• **WHAT IS EXPECTED**
Give back exactly the lines from the one holding "Transcribe this image's" to the bottom of the material, both included, and nothing more. No pictures.

Dataset records
START

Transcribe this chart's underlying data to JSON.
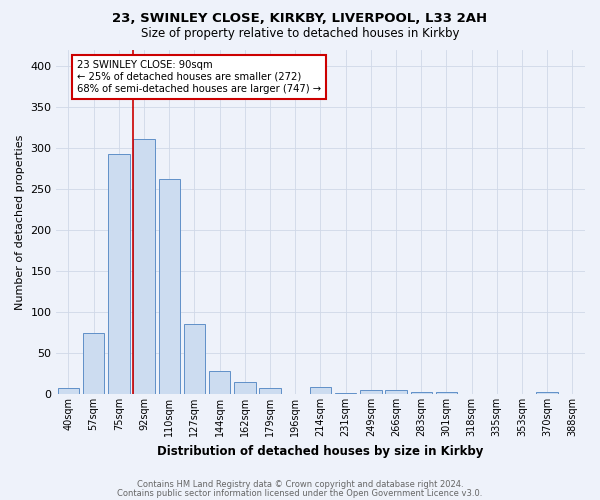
{
  "title1": "23, SWINLEY CLOSE, KIRKBY, LIVERPOOL, L33 2AH",
  "title2": "Size of property relative to detached houses in Kirkby",
  "xlabel": "Distribution of detached houses by size in Kirkby",
  "ylabel": "Number of detached properties",
  "footer1": "Contains HM Land Registry data © Crown copyright and database right 2024.",
  "footer2": "Contains public sector information licensed under the Open Government Licence v3.0.",
  "bin_labels": [
    "40sqm",
    "57sqm",
    "75sqm",
    "92sqm",
    "110sqm",
    "127sqm",
    "144sqm",
    "162sqm",
    "179sqm",
    "196sqm",
    "214sqm",
    "231sqm",
    "249sqm",
    "266sqm",
    "283sqm",
    "301sqm",
    "318sqm",
    "335sqm",
    "353sqm",
    "370sqm",
    "388sqm"
  ],
  "bar_values": [
    7,
    75,
    293,
    311,
    262,
    85,
    28,
    15,
    7,
    0,
    8,
    1,
    5,
    5,
    3,
    2,
    0,
    0,
    0,
    3,
    0
  ],
  "bar_color": "#ccdcf0",
  "bar_edgecolor": "#6090c8",
  "grid_color": "#d0d8e8",
  "bg_color": "#eef2fa",
  "vline_color": "#cc0000",
  "annotation_text": "23 SWINLEY CLOSE: 90sqm\n← 25% of detached houses are smaller (272)\n68% of semi-detached houses are larger (747) →",
  "annotation_box_color": "white",
  "annotation_box_edgecolor": "#cc0000",
  "ylim": [
    0,
    420
  ],
  "yticks": [
    0,
    50,
    100,
    150,
    200,
    250,
    300,
    350,
    400
  ],
  "vline_pos": 2.58
}
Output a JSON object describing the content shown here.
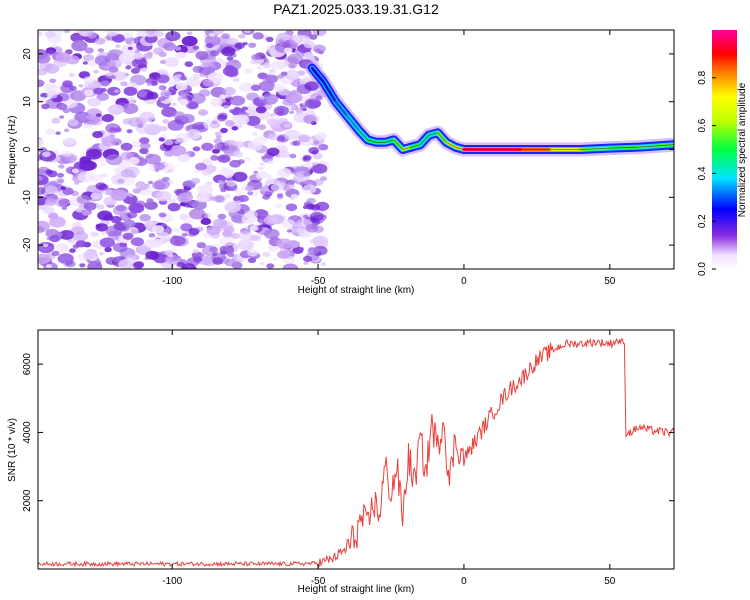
{
  "figure": {
    "title": "PAZ1.2025.033.19.31.G12"
  },
  "colors": {
    "snr_line": "#e8413e",
    "noise": "#7a2fd8",
    "frame": "#000000",
    "background": "#ffffff"
  },
  "chart_data": [
    {
      "type": "heatmap",
      "title": "",
      "xlabel": "Height of straight line (km)",
      "ylabel": "Frequency (Hz)",
      "xlim": [
        -146,
        72
      ],
      "ylim": [
        -25,
        25
      ],
      "x_ticks": [
        -100,
        -50,
        0,
        50
      ],
      "y_ticks": [
        -20,
        -10,
        0,
        10,
        20
      ],
      "grid": false,
      "colorbar": {
        "label": "Normalized spectral amplitude",
        "range": [
          0,
          1
        ],
        "ticks": [
          "0.0",
          "0.2",
          "0.4",
          "0.6",
          "0.8"
        ],
        "colormap": "rainbow (white-violet-blue-cyan-green-yellow-red-magenta)"
      },
      "series": [
        {
          "description": "dominant-frequency track",
          "x": [
            -52,
            -48,
            -44,
            -40,
            -36,
            -33,
            -30,
            -27,
            -24,
            -21,
            -18,
            -15,
            -12,
            -9,
            -6,
            -3,
            0,
            10,
            20,
            30,
            40,
            50,
            60,
            72
          ],
          "y": [
            17,
            14,
            10,
            7,
            4,
            2,
            1.5,
            1.5,
            2,
            0,
            0.5,
            1,
            3,
            3.5,
            1.5,
            0.5,
            0,
            0,
            0,
            0,
            0,
            0.3,
            0.5,
            1
          ],
          "amplitude": [
            0.15,
            0.2,
            0.25,
            0.3,
            0.35,
            0.45,
            0.55,
            0.5,
            0.45,
            0.7,
            0.6,
            0.45,
            0.4,
            0.45,
            0.75,
            0.6,
            0.95,
            1.0,
            0.95,
            0.8,
            0.6,
            0.55,
            0.5,
            0.6
          ]
        }
      ]
    },
    {
      "type": "line",
      "title": "",
      "xlabel": "Height of straight line (km)",
      "ylabel": "SNR (10 * v/v)",
      "xlim": [
        -146,
        72
      ],
      "ylim": [
        0,
        7000
      ],
      "x_ticks": [
        -100,
        -50,
        0,
        50
      ],
      "y_ticks": [
        2000,
        4000,
        6000
      ],
      "grid": false,
      "series": [
        {
          "x": [
            -146,
            -120,
            -90,
            -60,
            -50,
            -45,
            -40,
            -37,
            -35,
            -33,
            -31,
            -29,
            -27,
            -25,
            -23,
            -21,
            -19,
            -17,
            -15,
            -13,
            -11,
            -9,
            -7,
            -5,
            -3,
            0,
            5,
            10,
            15,
            20,
            25,
            30,
            35,
            40,
            45,
            50,
            53,
            55,
            55.5,
            57,
            60,
            65,
            70,
            72
          ],
          "y": [
            150,
            150,
            150,
            150,
            170,
            300,
            600,
            1000,
            1500,
            1200,
            2000,
            1600,
            3000,
            2200,
            3000,
            1500,
            3300,
            2500,
            3800,
            2800,
            4300,
            3500,
            4500,
            2500,
            3800,
            3200,
            3900,
            4600,
            5200,
            5600,
            6100,
            6400,
            6600,
            6600,
            6650,
            6600,
            6700,
            6600,
            4000,
            4000,
            4150,
            4050,
            4000,
            4000
          ]
        }
      ]
    }
  ]
}
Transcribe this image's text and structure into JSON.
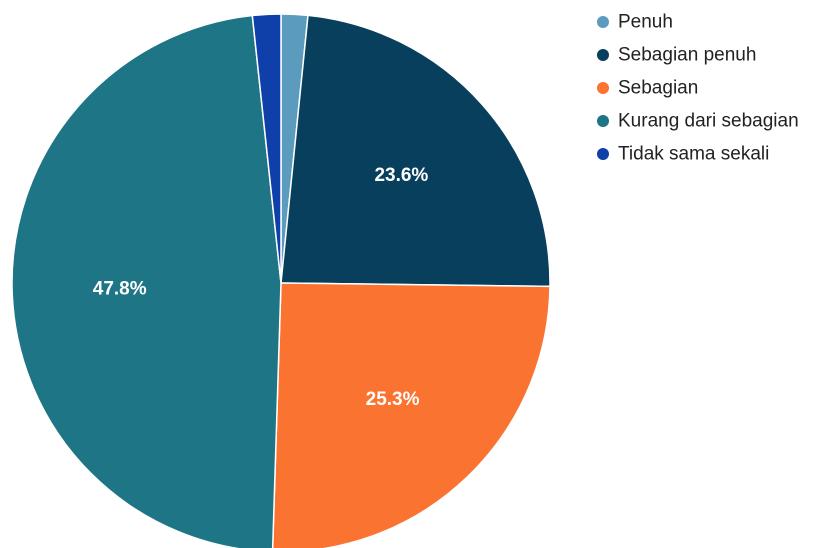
{
  "chart_data": {
    "type": "pie",
    "title": "",
    "legend_position": "right",
    "slices": [
      {
        "label": "Penuh",
        "value": 1.6,
        "display": "",
        "color": "#5b9bbd"
      },
      {
        "label": "Sebagian penuh",
        "value": 23.6,
        "display": "23.6%",
        "color": "#073f5c"
      },
      {
        "label": "Sebagian",
        "value": 25.3,
        "display": "25.3%",
        "color": "#fb7330"
      },
      {
        "label": "Kurang dari sebagian",
        "value": 47.8,
        "display": "47.8%",
        "color": "#1e7585"
      },
      {
        "label": "Tidak sama sekali",
        "value": 1.7,
        "display": "",
        "color": "#0f3fa8"
      }
    ]
  }
}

END

• **COMPLETED EXERCISE**
Transcribe this image's text and structure into JSON.
{
  "chart_data": {
    "type": "pie",
    "title": "",
    "legend_position": "right",
    "slices": [
      {
        "label": "Penuh",
        "value": 1.6,
        "display": "",
        "color": "#5b9bbd"
      },
      {
        "label": "Sebagian penuh",
        "value": 23.6,
        "display": "23.6%",
        "color": "#073f5c"
      },
      {
        "label": "Sebagian",
        "value": 25.3,
        "display": "25.3%",
        "color": "#fb7330"
      },
      {
        "label": "Kurang dari sebagian",
        "value": 47.8,
        "display": "47.8%",
        "color": "#1e7585"
      },
      {
        "label": "Tidak sama sekali",
        "value": 1.7,
        "display": "",
        "color": "#0f3fa8"
      }
    ]
  }
}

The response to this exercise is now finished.